Dataset rows
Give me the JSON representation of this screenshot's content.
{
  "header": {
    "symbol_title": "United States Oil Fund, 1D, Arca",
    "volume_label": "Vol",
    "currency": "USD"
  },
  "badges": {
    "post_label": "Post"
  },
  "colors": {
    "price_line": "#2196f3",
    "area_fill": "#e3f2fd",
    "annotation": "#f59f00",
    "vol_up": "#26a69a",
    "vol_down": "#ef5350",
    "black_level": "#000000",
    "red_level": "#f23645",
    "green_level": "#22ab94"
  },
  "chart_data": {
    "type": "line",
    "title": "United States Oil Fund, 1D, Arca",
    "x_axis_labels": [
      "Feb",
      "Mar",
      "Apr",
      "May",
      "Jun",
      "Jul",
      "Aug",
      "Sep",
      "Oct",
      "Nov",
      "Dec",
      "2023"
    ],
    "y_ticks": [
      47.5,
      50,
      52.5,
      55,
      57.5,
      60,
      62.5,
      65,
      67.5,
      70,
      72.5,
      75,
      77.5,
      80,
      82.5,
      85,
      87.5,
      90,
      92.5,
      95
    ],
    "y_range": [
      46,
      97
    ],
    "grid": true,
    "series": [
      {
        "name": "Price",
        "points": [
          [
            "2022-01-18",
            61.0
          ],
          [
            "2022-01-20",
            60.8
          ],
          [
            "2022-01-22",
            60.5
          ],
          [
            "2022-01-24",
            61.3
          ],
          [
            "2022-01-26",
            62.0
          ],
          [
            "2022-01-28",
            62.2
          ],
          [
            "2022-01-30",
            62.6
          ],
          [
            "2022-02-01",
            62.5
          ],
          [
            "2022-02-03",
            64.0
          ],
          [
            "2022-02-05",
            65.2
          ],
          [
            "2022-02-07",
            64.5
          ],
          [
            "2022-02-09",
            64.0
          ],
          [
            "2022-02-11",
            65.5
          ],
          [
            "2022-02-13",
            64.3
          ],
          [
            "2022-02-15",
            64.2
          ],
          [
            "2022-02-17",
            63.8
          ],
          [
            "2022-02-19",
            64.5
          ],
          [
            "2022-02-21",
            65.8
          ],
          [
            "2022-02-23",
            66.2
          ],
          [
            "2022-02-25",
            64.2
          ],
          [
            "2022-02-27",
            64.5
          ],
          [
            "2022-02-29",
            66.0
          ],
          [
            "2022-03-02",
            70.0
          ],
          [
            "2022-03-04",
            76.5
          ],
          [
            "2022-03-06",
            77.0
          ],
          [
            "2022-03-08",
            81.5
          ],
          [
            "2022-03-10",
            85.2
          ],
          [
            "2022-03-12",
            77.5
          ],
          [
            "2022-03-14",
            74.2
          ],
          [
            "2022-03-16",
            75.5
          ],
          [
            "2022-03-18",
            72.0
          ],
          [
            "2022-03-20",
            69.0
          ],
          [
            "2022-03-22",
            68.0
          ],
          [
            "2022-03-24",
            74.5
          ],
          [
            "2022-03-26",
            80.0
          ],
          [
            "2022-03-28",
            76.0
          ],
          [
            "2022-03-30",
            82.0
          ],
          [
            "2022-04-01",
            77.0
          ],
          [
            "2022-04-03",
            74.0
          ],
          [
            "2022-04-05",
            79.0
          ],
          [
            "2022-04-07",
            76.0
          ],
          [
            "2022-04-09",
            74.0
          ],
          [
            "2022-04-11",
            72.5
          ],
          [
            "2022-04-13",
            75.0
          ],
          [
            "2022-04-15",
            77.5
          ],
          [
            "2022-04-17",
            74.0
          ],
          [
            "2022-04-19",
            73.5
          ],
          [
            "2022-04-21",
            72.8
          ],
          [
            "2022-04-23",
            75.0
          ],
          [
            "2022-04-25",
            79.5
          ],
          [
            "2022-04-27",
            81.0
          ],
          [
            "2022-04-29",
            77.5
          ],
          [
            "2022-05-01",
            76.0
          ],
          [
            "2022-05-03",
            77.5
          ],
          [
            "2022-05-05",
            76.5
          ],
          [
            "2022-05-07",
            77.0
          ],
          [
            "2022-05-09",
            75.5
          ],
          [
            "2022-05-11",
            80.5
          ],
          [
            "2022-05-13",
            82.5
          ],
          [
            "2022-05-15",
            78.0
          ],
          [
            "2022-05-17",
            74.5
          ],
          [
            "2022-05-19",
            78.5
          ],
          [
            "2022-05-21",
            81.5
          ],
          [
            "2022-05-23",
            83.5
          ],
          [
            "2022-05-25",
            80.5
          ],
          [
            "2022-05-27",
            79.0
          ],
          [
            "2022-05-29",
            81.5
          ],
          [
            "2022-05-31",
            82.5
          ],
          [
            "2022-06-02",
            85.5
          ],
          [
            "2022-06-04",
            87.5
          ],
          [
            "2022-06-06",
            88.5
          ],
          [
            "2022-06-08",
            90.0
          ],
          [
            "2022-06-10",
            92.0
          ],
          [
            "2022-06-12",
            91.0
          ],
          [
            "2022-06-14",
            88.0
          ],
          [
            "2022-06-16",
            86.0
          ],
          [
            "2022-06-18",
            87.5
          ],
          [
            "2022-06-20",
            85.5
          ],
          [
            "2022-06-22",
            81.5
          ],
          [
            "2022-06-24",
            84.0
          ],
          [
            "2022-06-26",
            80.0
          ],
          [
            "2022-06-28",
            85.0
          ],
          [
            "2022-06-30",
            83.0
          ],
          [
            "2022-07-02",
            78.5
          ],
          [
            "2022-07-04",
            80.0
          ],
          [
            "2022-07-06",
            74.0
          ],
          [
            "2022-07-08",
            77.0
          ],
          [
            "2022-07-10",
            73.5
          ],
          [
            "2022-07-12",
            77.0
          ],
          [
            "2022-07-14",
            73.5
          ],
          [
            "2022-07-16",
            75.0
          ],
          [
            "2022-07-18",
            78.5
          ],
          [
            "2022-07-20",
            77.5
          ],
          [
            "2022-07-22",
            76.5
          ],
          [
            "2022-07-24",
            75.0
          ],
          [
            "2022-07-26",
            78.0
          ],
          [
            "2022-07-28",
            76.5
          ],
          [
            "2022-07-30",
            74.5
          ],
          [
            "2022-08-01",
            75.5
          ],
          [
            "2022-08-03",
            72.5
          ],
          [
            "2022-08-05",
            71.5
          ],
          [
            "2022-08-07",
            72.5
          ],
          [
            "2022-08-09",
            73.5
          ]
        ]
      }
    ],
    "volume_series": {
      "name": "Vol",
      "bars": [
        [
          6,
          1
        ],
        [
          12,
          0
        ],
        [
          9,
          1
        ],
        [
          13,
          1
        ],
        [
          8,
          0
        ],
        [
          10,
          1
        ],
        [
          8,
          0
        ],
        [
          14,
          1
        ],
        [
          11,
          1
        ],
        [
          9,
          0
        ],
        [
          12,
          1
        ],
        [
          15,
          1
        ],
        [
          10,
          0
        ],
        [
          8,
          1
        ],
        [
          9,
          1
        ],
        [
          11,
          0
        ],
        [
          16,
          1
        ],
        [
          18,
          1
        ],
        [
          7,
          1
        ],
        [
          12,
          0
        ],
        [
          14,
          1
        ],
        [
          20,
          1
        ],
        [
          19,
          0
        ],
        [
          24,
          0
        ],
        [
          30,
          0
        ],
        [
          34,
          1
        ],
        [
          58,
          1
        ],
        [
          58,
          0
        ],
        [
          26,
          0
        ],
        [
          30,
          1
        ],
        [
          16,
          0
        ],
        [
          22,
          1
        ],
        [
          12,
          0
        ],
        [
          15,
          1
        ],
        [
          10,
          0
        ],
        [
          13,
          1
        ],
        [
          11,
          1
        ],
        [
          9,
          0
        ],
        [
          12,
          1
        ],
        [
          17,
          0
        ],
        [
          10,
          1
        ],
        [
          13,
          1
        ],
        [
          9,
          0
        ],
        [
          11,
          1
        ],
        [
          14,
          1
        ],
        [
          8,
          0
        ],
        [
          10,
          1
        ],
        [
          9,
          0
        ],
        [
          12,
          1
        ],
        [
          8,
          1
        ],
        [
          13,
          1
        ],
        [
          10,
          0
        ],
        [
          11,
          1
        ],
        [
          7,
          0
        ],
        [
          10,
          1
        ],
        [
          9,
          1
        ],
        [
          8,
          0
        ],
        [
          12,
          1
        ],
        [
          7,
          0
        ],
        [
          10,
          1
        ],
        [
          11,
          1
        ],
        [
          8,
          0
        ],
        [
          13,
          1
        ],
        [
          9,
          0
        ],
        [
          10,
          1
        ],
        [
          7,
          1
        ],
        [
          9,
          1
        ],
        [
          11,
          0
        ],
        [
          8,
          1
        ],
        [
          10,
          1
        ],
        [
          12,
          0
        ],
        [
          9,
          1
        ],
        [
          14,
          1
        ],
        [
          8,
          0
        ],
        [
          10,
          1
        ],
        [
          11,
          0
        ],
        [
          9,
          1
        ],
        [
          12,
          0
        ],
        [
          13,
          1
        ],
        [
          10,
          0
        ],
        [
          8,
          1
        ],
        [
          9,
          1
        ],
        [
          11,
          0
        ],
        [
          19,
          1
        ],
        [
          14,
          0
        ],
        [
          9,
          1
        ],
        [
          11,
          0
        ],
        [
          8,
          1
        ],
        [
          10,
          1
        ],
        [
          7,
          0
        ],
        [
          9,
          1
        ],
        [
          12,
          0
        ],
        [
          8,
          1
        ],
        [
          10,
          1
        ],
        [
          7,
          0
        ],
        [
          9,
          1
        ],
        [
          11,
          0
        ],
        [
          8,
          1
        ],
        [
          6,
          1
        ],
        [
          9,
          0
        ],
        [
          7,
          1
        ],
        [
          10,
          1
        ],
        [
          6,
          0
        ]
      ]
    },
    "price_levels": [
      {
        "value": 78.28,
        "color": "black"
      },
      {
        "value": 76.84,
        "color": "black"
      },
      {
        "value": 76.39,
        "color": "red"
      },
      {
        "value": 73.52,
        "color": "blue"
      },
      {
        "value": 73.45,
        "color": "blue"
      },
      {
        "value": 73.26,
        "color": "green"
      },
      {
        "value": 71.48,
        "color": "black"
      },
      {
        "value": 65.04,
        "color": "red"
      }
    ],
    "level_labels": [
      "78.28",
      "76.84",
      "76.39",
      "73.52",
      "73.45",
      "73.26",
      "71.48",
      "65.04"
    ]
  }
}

## Work to be completed
Ascertain the number of lines in the entries that include the word "Arca", and report only that number.

## Output of the task
2